• [WHAT IS REQUIRED]
The entries below are to be written out again without alteration.
•••••
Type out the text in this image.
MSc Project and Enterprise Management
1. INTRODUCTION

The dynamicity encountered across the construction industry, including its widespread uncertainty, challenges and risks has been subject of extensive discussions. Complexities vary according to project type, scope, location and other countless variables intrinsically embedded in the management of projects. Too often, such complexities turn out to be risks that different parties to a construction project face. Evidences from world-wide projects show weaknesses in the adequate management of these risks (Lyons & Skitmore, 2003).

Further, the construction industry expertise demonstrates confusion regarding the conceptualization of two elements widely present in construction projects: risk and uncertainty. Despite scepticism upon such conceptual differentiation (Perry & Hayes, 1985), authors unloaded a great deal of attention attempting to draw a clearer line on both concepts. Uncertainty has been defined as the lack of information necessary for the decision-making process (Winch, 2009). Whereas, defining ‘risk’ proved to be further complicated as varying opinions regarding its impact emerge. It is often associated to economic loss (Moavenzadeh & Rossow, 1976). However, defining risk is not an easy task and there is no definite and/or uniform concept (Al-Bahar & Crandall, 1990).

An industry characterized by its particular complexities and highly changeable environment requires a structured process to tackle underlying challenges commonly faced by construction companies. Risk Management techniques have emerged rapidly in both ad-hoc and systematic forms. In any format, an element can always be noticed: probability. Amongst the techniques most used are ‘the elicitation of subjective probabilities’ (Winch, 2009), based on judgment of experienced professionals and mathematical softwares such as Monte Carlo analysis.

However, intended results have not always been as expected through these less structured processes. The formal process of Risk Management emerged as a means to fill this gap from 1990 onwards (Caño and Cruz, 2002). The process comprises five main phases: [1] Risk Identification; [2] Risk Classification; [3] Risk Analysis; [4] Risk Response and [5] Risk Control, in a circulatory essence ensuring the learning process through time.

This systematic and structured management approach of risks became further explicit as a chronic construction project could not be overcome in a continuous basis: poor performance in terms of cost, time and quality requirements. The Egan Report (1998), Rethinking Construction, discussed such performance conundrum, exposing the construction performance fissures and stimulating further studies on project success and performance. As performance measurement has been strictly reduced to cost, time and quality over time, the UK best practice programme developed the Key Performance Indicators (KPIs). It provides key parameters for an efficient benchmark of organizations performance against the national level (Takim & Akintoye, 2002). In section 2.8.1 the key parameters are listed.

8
•••••
• [RESULT OF THIS TASK]
Type out the text in this image.
MSc Project and Enterprise Management
1. INTRODUCTION

The dynamicity encountered across the construction industry, including its widespread uncertainty, challenges and risks has been subject of extensive discussions. Complexities vary according to project type, scope, location and other countless variables intrinsically embedded in the management of projects. Too often, such complexities turn out to be risks that different parties to a construction project face. Evidences from world-wide projects show weaknesses in the adequate management of these risks (Lyons & Skitmore, 2003).

Further, the construction industry expertise demonstrates confusion regarding the conceptualization of two elements widely present in construction projects: risk and uncertainty. Despite scepticism upon such conceptual differentiation (Perry & Hayes, 1985), authors unloaded a great deal of attention attempting to draw a clearer line on both concepts. Uncertainty has been defined as the lack of information necessary for the decision-making process (Winch, 2009). Whereas, defining ‘risk’ proved to be further complicated as varying opinions regarding its impact emerge. It is often associated to economic loss (Moavenzadeh & Rossow, 1976). However, defining risk is not an easy task and there is no definite and/or uniform concept (Al-Bahar & Crandall, 1990).

An industry characterized by its particular complexities and highly changeable environment requires a structured process to tackle underlying challenges commonly faced by construction companies. Risk Management techniques have emerged rapidly in both ad-hoc and systematic forms. In any format, an element can always be noticed: probability. Amongst the techniques most used are ‘the elicitation of subjective probabilities’ (Winch, 2009), based on judgment of experienced professionals and mathematical softwares such as Monte Carlo analysis.

However, intended results have not always been as expected through these less structured processes. The formal process of Risk Management emerged as a means to fill this gap from 1990 onwards (Caño and Cruz, 2002). The process comprises five main phases: [1] Risk Identification; [2] Risk Classification; [3] Risk Analysis; [4] Risk Response and [5] Risk Control, in a circulatory essence ensuring the learning process through time.

This systematic and structured management approach of risks became further explicit as a chronic construction project could not be overcome in a continuous basis: poor performance in terms of cost, time and quality requirements. The Egan Report (1998), Rethinking Construction, discussed such performance conundrum, exposing the construction performance fissures and stimulating further studies on project success and performance. As performance measurement has been strictly reduced to cost, time and quality over time, the UK best practice programme developed the Key Performance Indicators (KPIs). It provides key parameters for an efficient benchmark of organizations performance against the national level (Takim & Akintoye, 2002). In section 2.8.1 the key parameters are listed.

8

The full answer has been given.